Write out all of the entries exactly as given.

PROVIDED RECORDS ::
▼

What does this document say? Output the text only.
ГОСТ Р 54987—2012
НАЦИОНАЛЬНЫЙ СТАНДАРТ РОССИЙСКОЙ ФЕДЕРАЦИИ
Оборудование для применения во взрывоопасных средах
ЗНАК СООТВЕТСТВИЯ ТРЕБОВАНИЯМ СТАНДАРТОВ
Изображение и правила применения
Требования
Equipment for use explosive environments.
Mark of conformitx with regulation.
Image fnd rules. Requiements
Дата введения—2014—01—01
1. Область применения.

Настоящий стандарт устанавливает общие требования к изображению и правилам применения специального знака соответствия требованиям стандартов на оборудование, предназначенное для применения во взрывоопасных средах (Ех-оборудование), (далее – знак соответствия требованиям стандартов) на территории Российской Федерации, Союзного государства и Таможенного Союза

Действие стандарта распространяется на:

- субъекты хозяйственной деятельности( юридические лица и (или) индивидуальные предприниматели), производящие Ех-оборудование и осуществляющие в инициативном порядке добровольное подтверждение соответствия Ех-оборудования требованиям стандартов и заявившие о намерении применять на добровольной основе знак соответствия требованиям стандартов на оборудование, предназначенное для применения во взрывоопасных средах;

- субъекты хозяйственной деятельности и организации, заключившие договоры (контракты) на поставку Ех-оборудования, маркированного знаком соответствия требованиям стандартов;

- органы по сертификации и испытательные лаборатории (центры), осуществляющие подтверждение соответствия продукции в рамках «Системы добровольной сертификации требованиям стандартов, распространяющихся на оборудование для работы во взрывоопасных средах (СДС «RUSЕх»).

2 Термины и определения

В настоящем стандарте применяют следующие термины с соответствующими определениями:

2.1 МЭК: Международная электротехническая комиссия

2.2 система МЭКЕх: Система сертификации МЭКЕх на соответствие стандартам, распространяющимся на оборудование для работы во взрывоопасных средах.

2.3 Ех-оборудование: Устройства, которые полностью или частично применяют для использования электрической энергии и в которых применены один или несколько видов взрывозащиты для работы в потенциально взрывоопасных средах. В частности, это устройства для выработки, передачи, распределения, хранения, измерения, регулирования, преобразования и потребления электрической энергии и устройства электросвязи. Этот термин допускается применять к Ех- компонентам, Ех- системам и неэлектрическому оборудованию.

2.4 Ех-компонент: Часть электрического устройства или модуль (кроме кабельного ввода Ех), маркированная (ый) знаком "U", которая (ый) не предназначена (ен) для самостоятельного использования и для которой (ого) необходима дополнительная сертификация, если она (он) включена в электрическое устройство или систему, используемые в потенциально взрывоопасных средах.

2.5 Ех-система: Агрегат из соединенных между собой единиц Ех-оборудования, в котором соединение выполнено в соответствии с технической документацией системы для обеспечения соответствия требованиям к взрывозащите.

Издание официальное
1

▲

REPLY TO THE TASK ::
What does this document say? Output the text only.
ГОСТ Р 54987—2012
НАЦИОНАЛЬНЫЙ СТАНДАРТ РОССИЙСКОЙ ФЕДЕРАЦИИ
Оборудование для применения во взрывоопасных средах
ЗНАК СООТВЕТСТВИЯ ТРЕБОВАНИЯМ СТАНДАРТОВ
Изображение и правила применения
Требования
Equipment for use explosive environments.
Mark of conformitx with regulation.
Image fnd rules. Requiements
Дата введения—2014—01—01
1. Область применения.

Настоящий стандарт устанавливает общие требования к изображению и правилам применения специального знака соответствия требованиям стандартов на оборудование, предназначенное для применения во взрывоопасных средах (Ех-оборудование), (далее – знак соответствия требованиям стандартов) на территории Российской Федерации, Союзного государства и Таможенного Союза

Действие стандарта распространяется на:

- субъекты хозяйственной деятельности( юридические лица и (или) индивидуальные предприниматели), производящие Ех-оборудование и осуществляющие в инициативном порядке добровольное подтверждение соответствия Ех-оборудования требованиям стандартов и заявившие о намерении применять на добровольной основе знак соответствия требованиям стандартов на оборудование, предназначенное для применения во взрывоопасных средах;

- субъекты хозяйственной деятельности и организации, заключившие договоры (контракты) на поставку Ех-оборудования, маркированного знаком соответствия требованиям стандартов;

- органы по сертификации и испытательные лаборатории (центры), осуществляющие подтверждение соответствия продукции в рамках «Системы добровольной сертификации требованиям стандартов, распространяющихся на оборудование для работы во взрывоопасных средах (СДС «RUSЕх»).

2 Термины и определения

В настоящем стандарте применяют следующие термины с соответствующими определениями:

2.1 МЭК: Международная электротехническая комиссия

2.2 система МЭКЕх: Система сертификации МЭКЕх на соответствие стандартам, распространяющимся на оборудование для работы во взрывоопасных средах.

2.3 Ех-оборудование: Устройства, которые полностью или частично применяют для использования электрической энергии и в которых применены один или несколько видов взрывозащиты для работы в потенциально взрывоопасных средах. В частности, это устройства для выработки, передачи, распределения, хранения, измерения, регулирования, преобразования и потребления электрической энергии и устройства электросвязи. Этот термин допускается применять к Ех- компонентам, Ех- системам и неэлектрическому оборудованию.

2.4 Ех-компонент: Часть электрического устройства или модуль (кроме кабельного ввода Ех), маркированная (ый) знаком "U", которая (ый) не предназначена (ен) для самостоятельного использования и для которой (ого) необходима дополнительная сертификация, если она (он) включена в электрическое устройство или систему, используемые в потенциально взрывоопасных средах.

2.5 Ех-система: Агрегат из соединенных между собой единиц Ех-оборудования, в котором соединение выполнено в соответствии с технической документацией системы для обеспечения соответствия требованиям к взрывозащите.

Издание официальное
1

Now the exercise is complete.